[Problem]
Return only the number of lines that hold "静待生机".
....................
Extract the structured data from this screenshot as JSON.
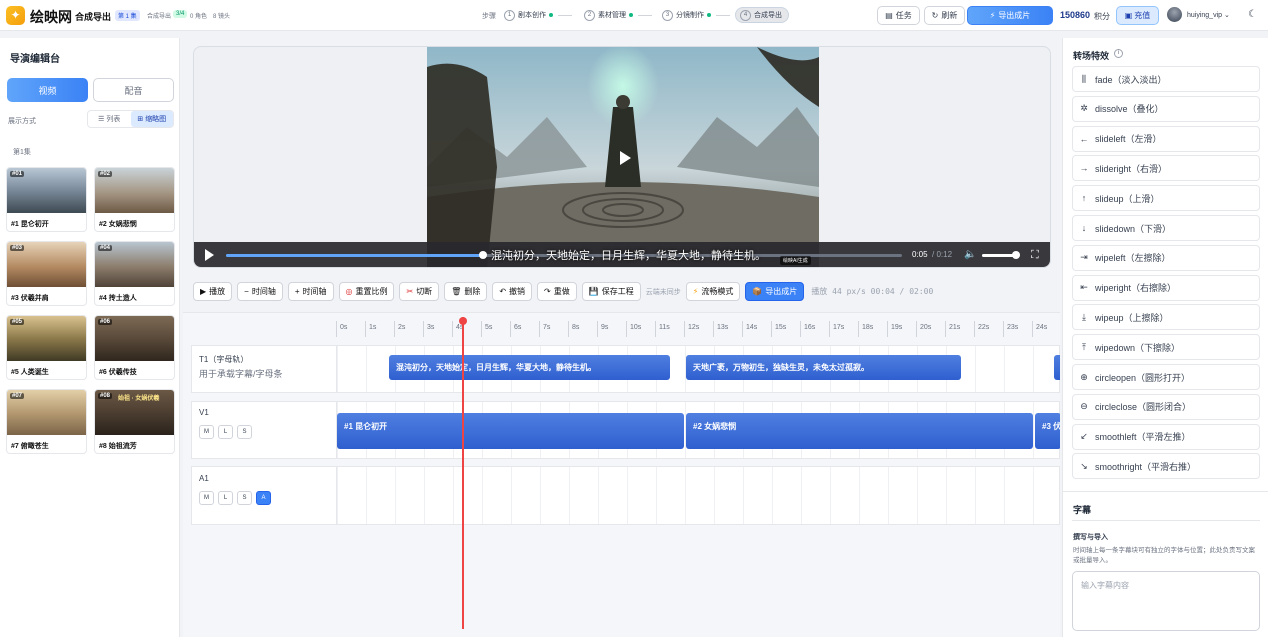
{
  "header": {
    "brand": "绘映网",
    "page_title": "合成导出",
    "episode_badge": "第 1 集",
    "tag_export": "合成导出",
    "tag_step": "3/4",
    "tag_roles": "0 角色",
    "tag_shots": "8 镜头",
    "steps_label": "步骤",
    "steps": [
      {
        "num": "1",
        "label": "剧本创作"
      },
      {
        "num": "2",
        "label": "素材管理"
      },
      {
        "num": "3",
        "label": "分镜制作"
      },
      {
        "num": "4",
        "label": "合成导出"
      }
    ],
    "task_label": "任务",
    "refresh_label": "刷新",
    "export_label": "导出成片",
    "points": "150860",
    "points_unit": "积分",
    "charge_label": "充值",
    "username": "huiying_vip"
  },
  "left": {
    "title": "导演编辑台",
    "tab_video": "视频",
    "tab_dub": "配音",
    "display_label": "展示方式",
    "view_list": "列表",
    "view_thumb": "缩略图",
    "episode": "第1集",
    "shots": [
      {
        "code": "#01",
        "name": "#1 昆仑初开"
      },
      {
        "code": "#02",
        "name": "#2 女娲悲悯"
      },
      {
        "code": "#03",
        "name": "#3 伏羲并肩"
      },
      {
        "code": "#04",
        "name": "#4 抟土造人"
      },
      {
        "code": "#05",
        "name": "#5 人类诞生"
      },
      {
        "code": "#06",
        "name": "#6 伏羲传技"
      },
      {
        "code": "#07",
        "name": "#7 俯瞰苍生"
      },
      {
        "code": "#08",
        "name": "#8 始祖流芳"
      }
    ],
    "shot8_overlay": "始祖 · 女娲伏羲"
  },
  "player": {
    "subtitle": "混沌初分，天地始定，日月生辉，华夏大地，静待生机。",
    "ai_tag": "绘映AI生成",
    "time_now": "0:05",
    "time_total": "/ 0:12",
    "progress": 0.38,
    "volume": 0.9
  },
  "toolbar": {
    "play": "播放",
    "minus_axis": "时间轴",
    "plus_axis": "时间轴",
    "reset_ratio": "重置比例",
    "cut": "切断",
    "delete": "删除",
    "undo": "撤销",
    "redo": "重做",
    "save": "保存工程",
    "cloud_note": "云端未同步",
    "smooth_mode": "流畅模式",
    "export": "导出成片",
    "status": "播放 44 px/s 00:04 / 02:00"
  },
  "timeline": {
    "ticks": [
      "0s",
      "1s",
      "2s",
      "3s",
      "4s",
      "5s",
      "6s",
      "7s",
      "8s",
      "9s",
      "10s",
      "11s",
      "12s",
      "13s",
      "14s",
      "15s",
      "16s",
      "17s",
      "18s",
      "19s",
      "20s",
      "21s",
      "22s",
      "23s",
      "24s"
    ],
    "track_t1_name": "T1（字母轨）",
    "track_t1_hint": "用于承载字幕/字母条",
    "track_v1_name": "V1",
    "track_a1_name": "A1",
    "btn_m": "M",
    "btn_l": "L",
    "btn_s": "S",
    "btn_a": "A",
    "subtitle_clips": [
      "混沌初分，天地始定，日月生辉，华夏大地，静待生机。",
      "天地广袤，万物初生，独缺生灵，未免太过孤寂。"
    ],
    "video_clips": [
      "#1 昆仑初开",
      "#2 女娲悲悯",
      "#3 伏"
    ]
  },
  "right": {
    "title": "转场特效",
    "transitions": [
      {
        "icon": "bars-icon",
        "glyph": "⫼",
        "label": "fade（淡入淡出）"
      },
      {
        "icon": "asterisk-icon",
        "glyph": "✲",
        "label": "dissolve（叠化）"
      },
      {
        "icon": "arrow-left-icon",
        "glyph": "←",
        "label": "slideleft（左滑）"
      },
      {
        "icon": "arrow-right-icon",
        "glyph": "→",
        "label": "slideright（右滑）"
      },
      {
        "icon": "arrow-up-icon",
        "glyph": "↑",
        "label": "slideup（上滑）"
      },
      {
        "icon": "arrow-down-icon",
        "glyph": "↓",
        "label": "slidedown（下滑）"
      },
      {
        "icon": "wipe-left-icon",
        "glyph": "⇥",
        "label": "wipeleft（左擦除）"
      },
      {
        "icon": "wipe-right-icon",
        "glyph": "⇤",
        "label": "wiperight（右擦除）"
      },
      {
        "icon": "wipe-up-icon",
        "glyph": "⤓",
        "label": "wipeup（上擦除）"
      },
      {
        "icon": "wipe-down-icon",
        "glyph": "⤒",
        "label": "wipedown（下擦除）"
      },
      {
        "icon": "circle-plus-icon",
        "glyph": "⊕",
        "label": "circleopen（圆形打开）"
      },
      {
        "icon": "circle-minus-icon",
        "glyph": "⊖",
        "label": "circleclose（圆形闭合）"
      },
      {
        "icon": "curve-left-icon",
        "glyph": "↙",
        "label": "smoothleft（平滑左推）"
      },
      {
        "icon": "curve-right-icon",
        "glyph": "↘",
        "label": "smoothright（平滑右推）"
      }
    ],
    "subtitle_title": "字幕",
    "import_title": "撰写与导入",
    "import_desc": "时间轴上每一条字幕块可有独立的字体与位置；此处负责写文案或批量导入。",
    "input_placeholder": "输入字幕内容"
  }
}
....................
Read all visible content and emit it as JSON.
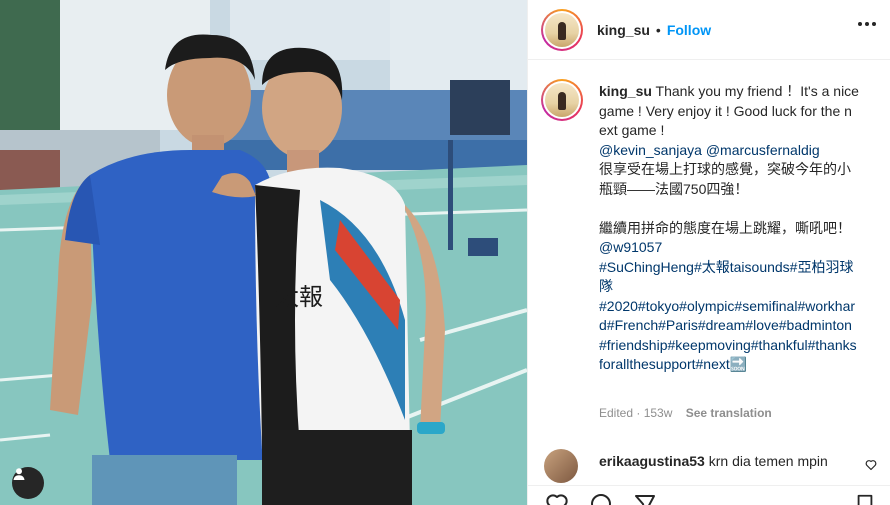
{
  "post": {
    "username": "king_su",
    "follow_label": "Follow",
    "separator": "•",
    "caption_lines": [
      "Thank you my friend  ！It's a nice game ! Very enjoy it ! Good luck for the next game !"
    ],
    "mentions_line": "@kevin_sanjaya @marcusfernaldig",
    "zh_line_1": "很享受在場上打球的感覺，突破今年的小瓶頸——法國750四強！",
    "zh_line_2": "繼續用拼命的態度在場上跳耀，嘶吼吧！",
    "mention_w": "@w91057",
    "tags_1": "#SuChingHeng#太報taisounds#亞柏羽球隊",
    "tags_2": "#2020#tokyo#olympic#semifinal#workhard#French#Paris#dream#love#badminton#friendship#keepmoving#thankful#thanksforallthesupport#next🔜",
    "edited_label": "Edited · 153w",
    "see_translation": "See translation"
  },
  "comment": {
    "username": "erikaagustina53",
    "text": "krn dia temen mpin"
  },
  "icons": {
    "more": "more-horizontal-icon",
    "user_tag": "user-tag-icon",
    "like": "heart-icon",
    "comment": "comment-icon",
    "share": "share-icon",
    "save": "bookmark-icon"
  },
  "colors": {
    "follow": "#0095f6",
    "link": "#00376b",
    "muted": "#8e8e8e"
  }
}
....................
[Answer to this problem]
2